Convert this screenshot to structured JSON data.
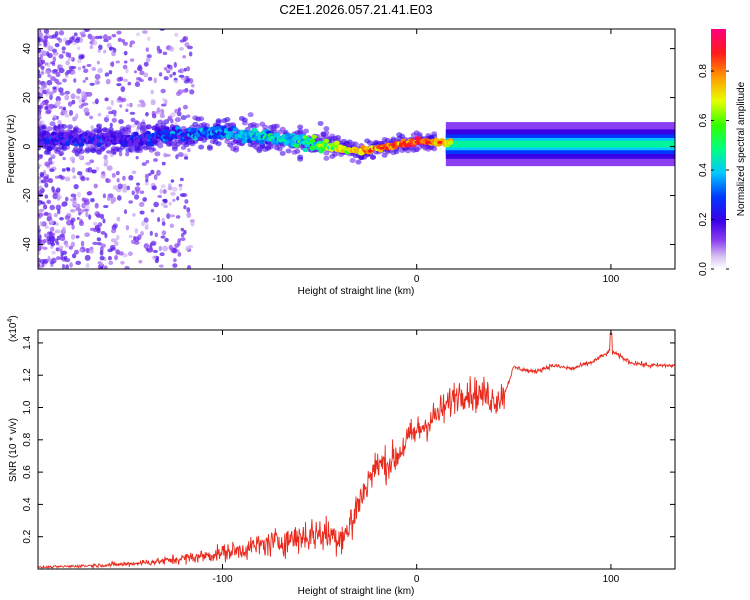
{
  "title": "C2E1.2026.057.21.41.E03",
  "chart_data": [
    {
      "type": "heatmap",
      "xlabel": "Height of straight line (km)",
      "ylabel": "Frequency (Hz)",
      "xlim": [
        -195,
        133
      ],
      "ylim": [
        -50,
        48
      ],
      "x_ticks": [
        -100,
        0,
        100
      ],
      "y_ticks": [
        -40,
        -20,
        0,
        20,
        40
      ],
      "colorbar": {
        "label": "Normalized spectral amplitude",
        "range": [
          0,
          0.97
        ],
        "ticks": [
          0.0,
          0.2,
          0.4,
          0.6,
          0.8
        ]
      },
      "description_points": [
        {
          "x": -150,
          "y": 3,
          "amp": 0.18
        },
        {
          "x": -100,
          "y": 6,
          "amp": 0.35
        },
        {
          "x": -60,
          "y": 2,
          "amp": 0.45
        },
        {
          "x": -30,
          "y": -2,
          "amp": 0.75
        },
        {
          "x": 0,
          "y": 2,
          "amp": 0.9
        },
        {
          "x": 50,
          "y": 1,
          "amp": 0.45
        },
        {
          "x": 100,
          "y": 1,
          "amp": 0.45
        },
        {
          "x": 133,
          "y": 1,
          "amp": 0.45
        }
      ]
    },
    {
      "type": "line",
      "xlabel": "Height of straight line (km)",
      "ylabel": "SNR (10 * v/v)",
      "y_multiplier": "(x10",
      "y_multiplier_exp": "4",
      "y_multiplier_close": ")",
      "xlim": [
        -195,
        133
      ],
      "ylim": [
        0,
        1.48
      ],
      "x_ticks": [
        -100,
        0,
        100
      ],
      "y_ticks": [
        0.2,
        0.4,
        0.6,
        0.8,
        1.0,
        1.2,
        1.4
      ],
      "series": [
        {
          "name": "SNR",
          "color": "#e8291c",
          "x": [
            -195,
            -170,
            -150,
            -130,
            -110,
            -90,
            -80,
            -70,
            -60,
            -50,
            -40,
            -35,
            -30,
            -25,
            -20,
            -15,
            -10,
            -5,
            0,
            5,
            10,
            15,
            20,
            25,
            30,
            35,
            40,
            45,
            50,
            60,
            70,
            80,
            90,
            100,
            110,
            120,
            133
          ],
          "y": [
            0.01,
            0.02,
            0.03,
            0.05,
            0.08,
            0.12,
            0.15,
            0.17,
            0.2,
            0.22,
            0.2,
            0.24,
            0.4,
            0.55,
            0.65,
            0.65,
            0.7,
            0.8,
            0.85,
            0.9,
            0.95,
            1.0,
            1.08,
            1.1,
            1.08,
            1.08,
            1.05,
            1.08,
            1.25,
            1.22,
            1.26,
            1.24,
            1.28,
            1.35,
            1.28,
            1.26,
            1.26
          ]
        }
      ]
    }
  ]
}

____________________

Instructions to follow: Look through the entries above and list every line containing "ylabel".

The result:
      "ylabel": "Frequency (Hz)",
      "ylabel": "SNR (10 * v/v)",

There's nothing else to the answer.